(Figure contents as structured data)
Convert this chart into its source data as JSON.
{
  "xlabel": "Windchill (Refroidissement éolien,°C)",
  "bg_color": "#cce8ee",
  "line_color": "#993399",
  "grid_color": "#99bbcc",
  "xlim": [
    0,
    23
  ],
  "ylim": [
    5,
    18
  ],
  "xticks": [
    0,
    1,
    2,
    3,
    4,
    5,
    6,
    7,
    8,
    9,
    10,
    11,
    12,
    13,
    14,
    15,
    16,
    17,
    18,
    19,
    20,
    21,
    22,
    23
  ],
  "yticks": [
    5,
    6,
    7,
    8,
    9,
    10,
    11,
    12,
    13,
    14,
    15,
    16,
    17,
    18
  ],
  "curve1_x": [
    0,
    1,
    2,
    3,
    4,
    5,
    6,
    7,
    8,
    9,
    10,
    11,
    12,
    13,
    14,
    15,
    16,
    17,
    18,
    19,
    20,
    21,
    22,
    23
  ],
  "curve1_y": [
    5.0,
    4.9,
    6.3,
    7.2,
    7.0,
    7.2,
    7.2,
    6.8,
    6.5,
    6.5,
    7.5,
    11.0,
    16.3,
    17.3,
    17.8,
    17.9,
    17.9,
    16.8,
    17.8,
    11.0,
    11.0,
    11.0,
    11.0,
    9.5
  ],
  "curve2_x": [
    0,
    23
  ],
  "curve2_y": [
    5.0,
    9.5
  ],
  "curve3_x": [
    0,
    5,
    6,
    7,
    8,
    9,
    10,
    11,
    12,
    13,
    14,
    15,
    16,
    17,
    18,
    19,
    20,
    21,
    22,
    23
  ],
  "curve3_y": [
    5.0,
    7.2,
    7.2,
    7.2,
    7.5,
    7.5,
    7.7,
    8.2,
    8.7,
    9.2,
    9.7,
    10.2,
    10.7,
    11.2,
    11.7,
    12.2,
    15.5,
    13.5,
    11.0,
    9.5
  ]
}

→ **Your goal**: Write out the material exactly as given.

→ **Output for this task**:
Convert this chart into its source data as JSON.
{
  "xlabel": "Windchill (Refroidissement éolien,°C)",
  "bg_color": "#cce8ee",
  "line_color": "#993399",
  "grid_color": "#99bbcc",
  "xlim": [
    0,
    23
  ],
  "ylim": [
    5,
    18
  ],
  "xticks": [
    0,
    1,
    2,
    3,
    4,
    5,
    6,
    7,
    8,
    9,
    10,
    11,
    12,
    13,
    14,
    15,
    16,
    17,
    18,
    19,
    20,
    21,
    22,
    23
  ],
  "yticks": [
    5,
    6,
    7,
    8,
    9,
    10,
    11,
    12,
    13,
    14,
    15,
    16,
    17,
    18
  ],
  "curve1_x": [
    0,
    1,
    2,
    3,
    4,
    5,
    6,
    7,
    8,
    9,
    10,
    11,
    12,
    13,
    14,
    15,
    16,
    17,
    18,
    19,
    20,
    21,
    22,
    23
  ],
  "curve1_y": [
    5.0,
    4.9,
    6.3,
    7.2,
    7.0,
    7.2,
    7.2,
    6.8,
    6.5,
    6.5,
    7.5,
    11.0,
    16.3,
    17.3,
    17.8,
    17.9,
    17.9,
    16.8,
    17.8,
    11.0,
    11.0,
    11.0,
    11.0,
    9.5
  ],
  "curve2_x": [
    0,
    23
  ],
  "curve2_y": [
    5.0,
    9.5
  ],
  "curve3_x": [
    0,
    5,
    6,
    7,
    8,
    9,
    10,
    11,
    12,
    13,
    14,
    15,
    16,
    17,
    18,
    19,
    20,
    21,
    22,
    23
  ],
  "curve3_y": [
    5.0,
    7.2,
    7.2,
    7.2,
    7.5,
    7.5,
    7.7,
    8.2,
    8.7,
    9.2,
    9.7,
    10.2,
    10.7,
    11.2,
    11.7,
    12.2,
    15.5,
    13.5,
    11.0,
    9.5
  ]
}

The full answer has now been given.